[Start Listed records]

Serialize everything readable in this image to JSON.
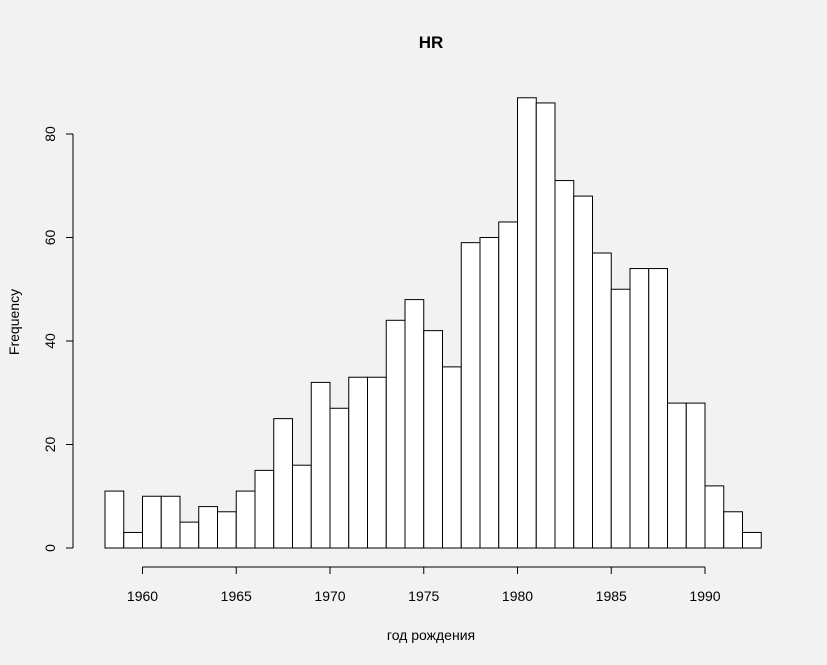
{
  "chart_data": {
    "type": "bar",
    "title": "HR",
    "xlabel": "год рождения",
    "ylabel": "Frequency",
    "bin_width": 1,
    "bins_start": [
      1958,
      1959,
      1960,
      1961,
      1962,
      1963,
      1964,
      1965,
      1966,
      1967,
      1968,
      1969,
      1970,
      1971,
      1972,
      1973,
      1974,
      1975,
      1976,
      1977,
      1978,
      1979,
      1980,
      1981,
      1982,
      1983,
      1984,
      1985,
      1986,
      1987,
      1988,
      1989,
      1990,
      1991,
      1992
    ],
    "values": [
      11,
      3,
      10,
      10,
      5,
      8,
      7,
      11,
      15,
      25,
      16,
      32,
      27,
      33,
      33,
      44,
      48,
      42,
      35,
      59,
      60,
      63,
      87,
      86,
      71,
      68,
      57,
      50,
      54,
      54,
      28,
      28,
      12,
      7,
      3
    ],
    "xlim": [
      1958,
      1993
    ],
    "ylim": [
      0,
      87
    ],
    "x_ticks": [
      1960,
      1965,
      1970,
      1975,
      1980,
      1985,
      1990
    ],
    "y_ticks": [
      0,
      20,
      40,
      60,
      80
    ],
    "grid": false
  }
}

[End Listed records]

Return all of the data exactly as written, and drop the pictures.

Serialize everything readable in this image to JSON.
{
  "chart_data": {
    "type": "bar",
    "title": "HR",
    "xlabel": "год рождения",
    "ylabel": "Frequency",
    "bin_width": 1,
    "bins_start": [
      1958,
      1959,
      1960,
      1961,
      1962,
      1963,
      1964,
      1965,
      1966,
      1967,
      1968,
      1969,
      1970,
      1971,
      1972,
      1973,
      1974,
      1975,
      1976,
      1977,
      1978,
      1979,
      1980,
      1981,
      1982,
      1983,
      1984,
      1985,
      1986,
      1987,
      1988,
      1989,
      1990,
      1991,
      1992
    ],
    "values": [
      11,
      3,
      10,
      10,
      5,
      8,
      7,
      11,
      15,
      25,
      16,
      32,
      27,
      33,
      33,
      44,
      48,
      42,
      35,
      59,
      60,
      63,
      87,
      86,
      71,
      68,
      57,
      50,
      54,
      54,
      28,
      28,
      12,
      7,
      3
    ],
    "xlim": [
      1958,
      1993
    ],
    "ylim": [
      0,
      87
    ],
    "x_ticks": [
      1960,
      1965,
      1970,
      1975,
      1980,
      1985,
      1990
    ],
    "y_ticks": [
      0,
      20,
      40,
      60,
      80
    ],
    "grid": false
  }
}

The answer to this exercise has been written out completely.